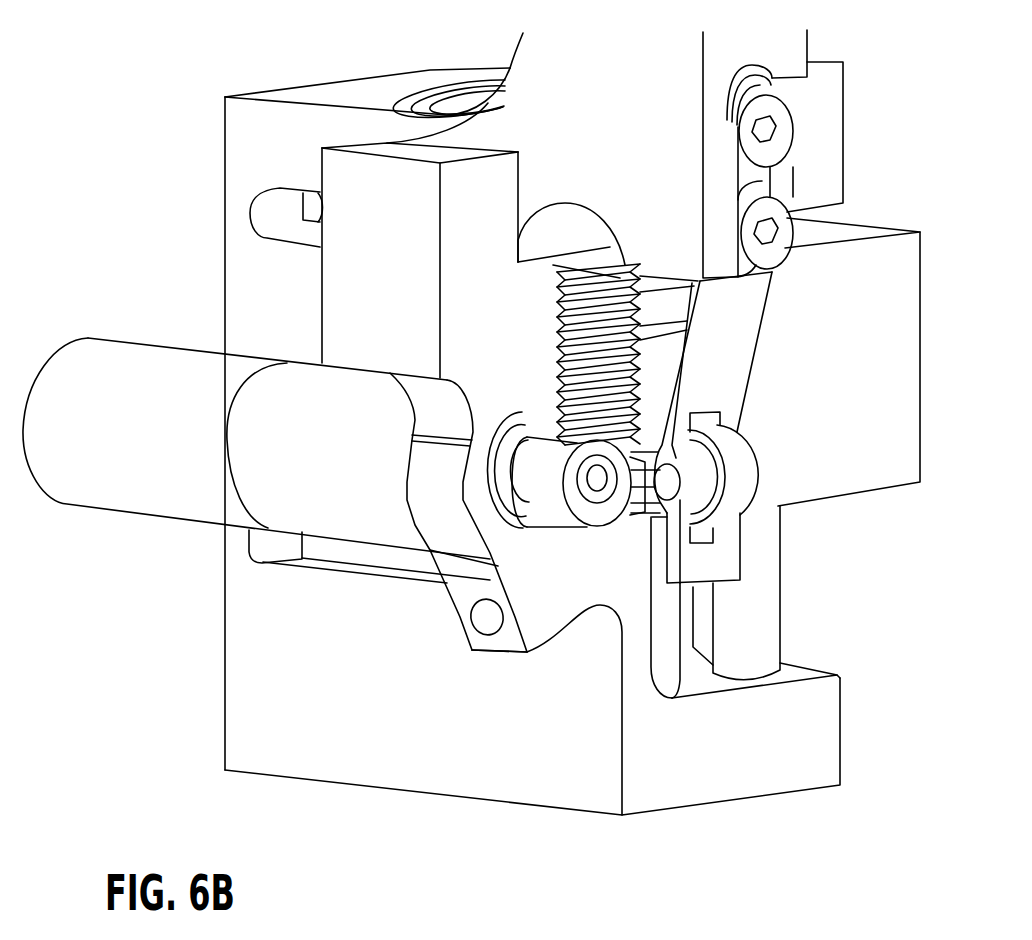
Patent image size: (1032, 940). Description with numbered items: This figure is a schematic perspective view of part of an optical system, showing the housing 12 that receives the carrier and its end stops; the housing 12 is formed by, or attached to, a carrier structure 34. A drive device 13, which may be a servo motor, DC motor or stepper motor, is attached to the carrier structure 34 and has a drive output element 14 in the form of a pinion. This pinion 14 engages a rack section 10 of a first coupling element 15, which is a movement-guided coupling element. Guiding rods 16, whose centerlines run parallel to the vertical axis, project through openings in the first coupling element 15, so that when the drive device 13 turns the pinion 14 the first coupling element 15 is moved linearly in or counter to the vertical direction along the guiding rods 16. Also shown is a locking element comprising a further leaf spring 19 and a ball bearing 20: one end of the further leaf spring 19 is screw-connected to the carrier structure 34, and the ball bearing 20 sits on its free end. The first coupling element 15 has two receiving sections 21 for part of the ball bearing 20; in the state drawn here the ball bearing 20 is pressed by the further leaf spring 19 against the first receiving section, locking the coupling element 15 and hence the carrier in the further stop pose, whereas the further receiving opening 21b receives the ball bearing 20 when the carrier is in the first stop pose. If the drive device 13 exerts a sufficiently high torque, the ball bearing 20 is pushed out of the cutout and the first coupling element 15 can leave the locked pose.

The rack section 10 is at (557, 328).
The housing 12 is at (278, 140).
The drive device 13 is at (172, 495).
The drive output element 14 is at (558, 493).
The first coupling element 15 is at (863, 268).
The guiding rods 16 is at (663, 607).
The further leaf spring 19 is at (715, 363).
The ball bearing 20 is at (740, 490).
The receiving sections 21 is at (785, 153).
The further receiving opening 21b is at (657, 307).
The carrier structure 34 is at (240, 697).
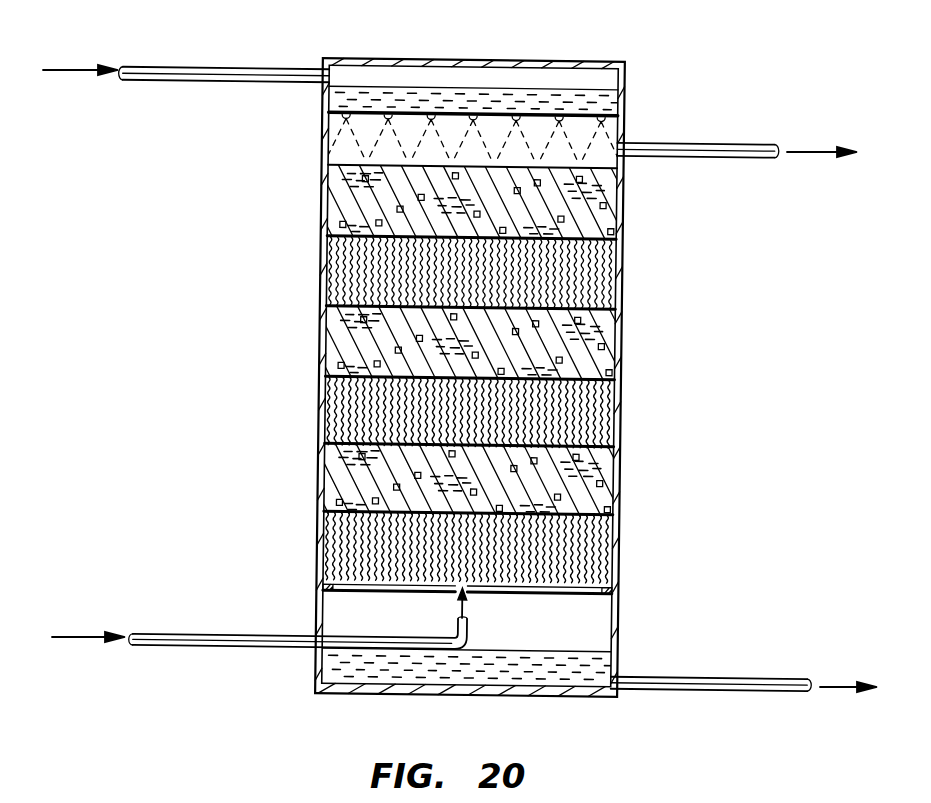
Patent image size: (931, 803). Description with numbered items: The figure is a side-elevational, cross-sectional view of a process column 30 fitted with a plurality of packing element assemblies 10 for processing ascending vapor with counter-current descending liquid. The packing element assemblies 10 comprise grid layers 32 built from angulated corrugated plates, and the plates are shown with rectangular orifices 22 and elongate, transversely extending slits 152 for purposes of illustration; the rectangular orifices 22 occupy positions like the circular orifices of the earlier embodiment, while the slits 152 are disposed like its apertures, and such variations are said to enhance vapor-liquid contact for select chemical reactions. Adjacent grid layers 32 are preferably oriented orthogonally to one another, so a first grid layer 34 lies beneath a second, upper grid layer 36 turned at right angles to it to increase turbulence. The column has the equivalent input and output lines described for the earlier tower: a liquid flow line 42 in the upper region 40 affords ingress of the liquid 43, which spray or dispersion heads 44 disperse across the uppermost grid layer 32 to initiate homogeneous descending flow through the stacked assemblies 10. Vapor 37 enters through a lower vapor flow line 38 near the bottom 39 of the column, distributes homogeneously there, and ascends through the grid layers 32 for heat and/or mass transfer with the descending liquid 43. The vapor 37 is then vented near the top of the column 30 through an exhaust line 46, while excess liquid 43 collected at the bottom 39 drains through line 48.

The packing element assemblies 10 is at (600, 288).
The elongate slits 152 is at (606, 180).
The rectangular orifices 22 is at (577, 210).
The process column 30 is at (608, 130).
The grid layers 32 is at (603, 427).
The first grid layer 34 is at (337, 540).
The second, upper grid layer 36 is at (345, 473).
The vapor 37 is at (467, 612).
The lower vapor flow line 38 is at (197, 636).
The bottom 39 is at (590, 677).
The upper region 40 is at (603, 82).
The liquid flow line 42 is at (217, 68).
The liquid 43 is at (510, 98).
The spray or dispersion heads 44 is at (427, 116).
The exhaust line 46 is at (717, 145).
The drain line 48 is at (725, 678).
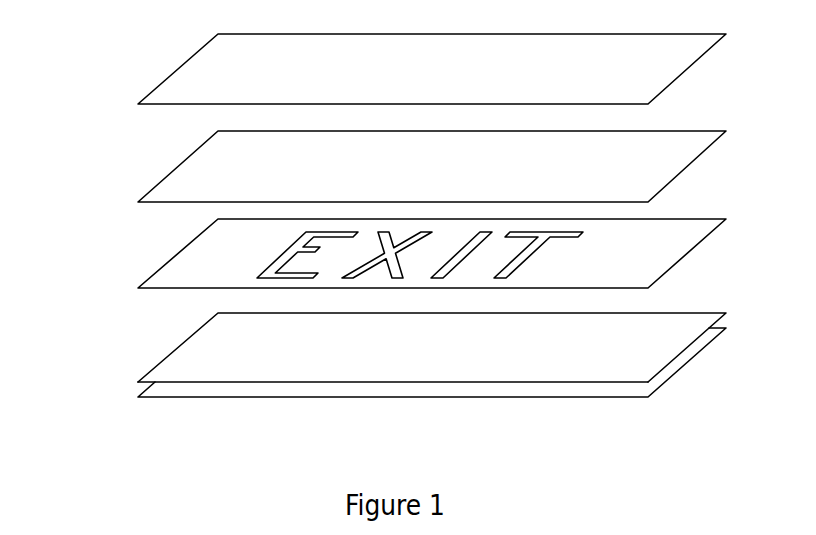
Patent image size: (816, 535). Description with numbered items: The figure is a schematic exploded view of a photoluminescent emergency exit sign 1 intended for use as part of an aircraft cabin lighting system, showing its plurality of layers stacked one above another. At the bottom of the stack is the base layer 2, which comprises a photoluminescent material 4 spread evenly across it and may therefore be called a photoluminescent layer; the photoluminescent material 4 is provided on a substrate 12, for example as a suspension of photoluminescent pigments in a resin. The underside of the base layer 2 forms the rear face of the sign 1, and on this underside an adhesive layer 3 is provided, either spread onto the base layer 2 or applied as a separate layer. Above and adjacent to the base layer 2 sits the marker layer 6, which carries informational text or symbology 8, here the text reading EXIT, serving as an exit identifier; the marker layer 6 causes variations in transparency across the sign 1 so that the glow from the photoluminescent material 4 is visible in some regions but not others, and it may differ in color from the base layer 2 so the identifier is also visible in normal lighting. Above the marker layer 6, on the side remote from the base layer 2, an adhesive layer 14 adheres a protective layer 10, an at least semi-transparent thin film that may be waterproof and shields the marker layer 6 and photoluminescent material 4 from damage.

The photoluminescent emergency exit sign 1 is at (106, 21).
The base layer 2 is at (456, 391).
The adhesive layer 3 is at (672, 377).
The photoluminescent material 4 is at (229, 350).
The marker layer 6 is at (456, 342).
The informational text or symbology 8 is at (310, 272).
The protective layer 10 is at (687, 70).
The substrate 12 is at (554, 383).
The adhesive layer 14 is at (690, 168).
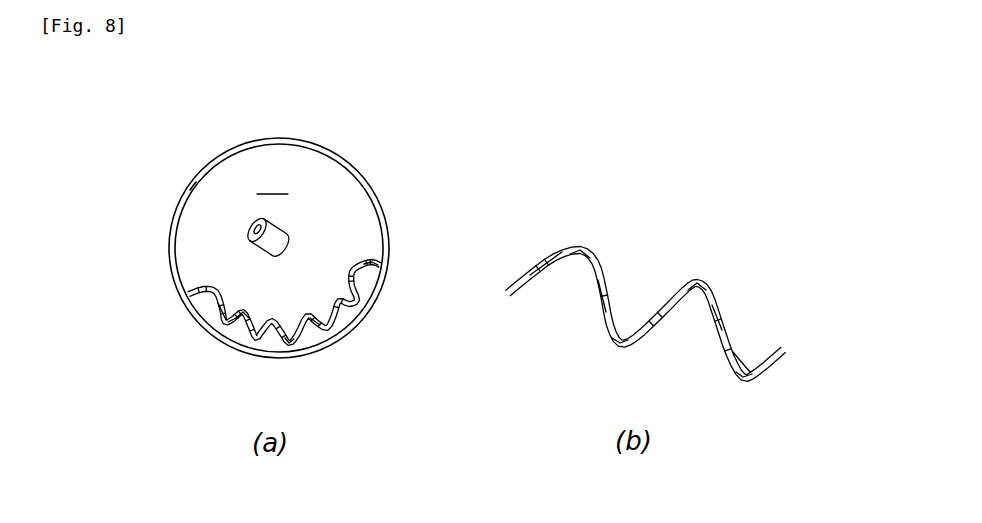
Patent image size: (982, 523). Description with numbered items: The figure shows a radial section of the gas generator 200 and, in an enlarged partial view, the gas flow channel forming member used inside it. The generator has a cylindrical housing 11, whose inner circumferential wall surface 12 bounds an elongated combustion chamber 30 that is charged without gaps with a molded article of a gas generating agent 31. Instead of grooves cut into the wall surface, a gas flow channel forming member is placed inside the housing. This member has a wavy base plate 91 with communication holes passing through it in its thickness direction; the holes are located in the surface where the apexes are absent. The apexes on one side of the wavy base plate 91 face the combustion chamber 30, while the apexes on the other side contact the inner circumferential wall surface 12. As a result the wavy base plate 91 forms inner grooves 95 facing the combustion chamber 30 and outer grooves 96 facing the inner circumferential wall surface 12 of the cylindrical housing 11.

The gas generator 200 is at (326, 143).
The cylindrical housing 11 is at (265, 138).
The inner circumferential wall surface 12 is at (202, 190).
The combustion chamber 30 is at (273, 184).
The gas generating agent 31 is at (281, 221).
The wavy base plate 91 is at (562, 252).
The inner grooves 95 is at (227, 312).
The outer grooves 96 is at (238, 325).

---*---

Required task:
Gather every line above that contains the word "into".

Solution for this exercise:
Patent image size: (982, 523). Description with numbered items: The figure shows a radial section of the gas generator 200 and, in an enlarged partial view, the gas flow channel forming member used inside it. The generator has a cylindrical housing 11, whose inner circumferential wall surface 12 bounds an elongated combustion chamber 30 that is charged without gaps with a molded article of a gas generating agent 31. Instead of grooves cut into the wall surface, a gas flow channel forming member is placed inside the housing. This member has a wavy base plate 91 with communication holes passing through it in its thickness direction; the holes are located in the surface where the apexes are absent. The apexes on one side of the wavy base plate 91 face the combustion chamber 30, while the apexes on the other side contact the inner circumferential wall surface 12. As a result the wavy base plate 91 forms inner grooves 95 facing the combustion chamber 30 and outer grooves 96 facing the inner circumferential wall surface 12 of the cylindrical housing 11.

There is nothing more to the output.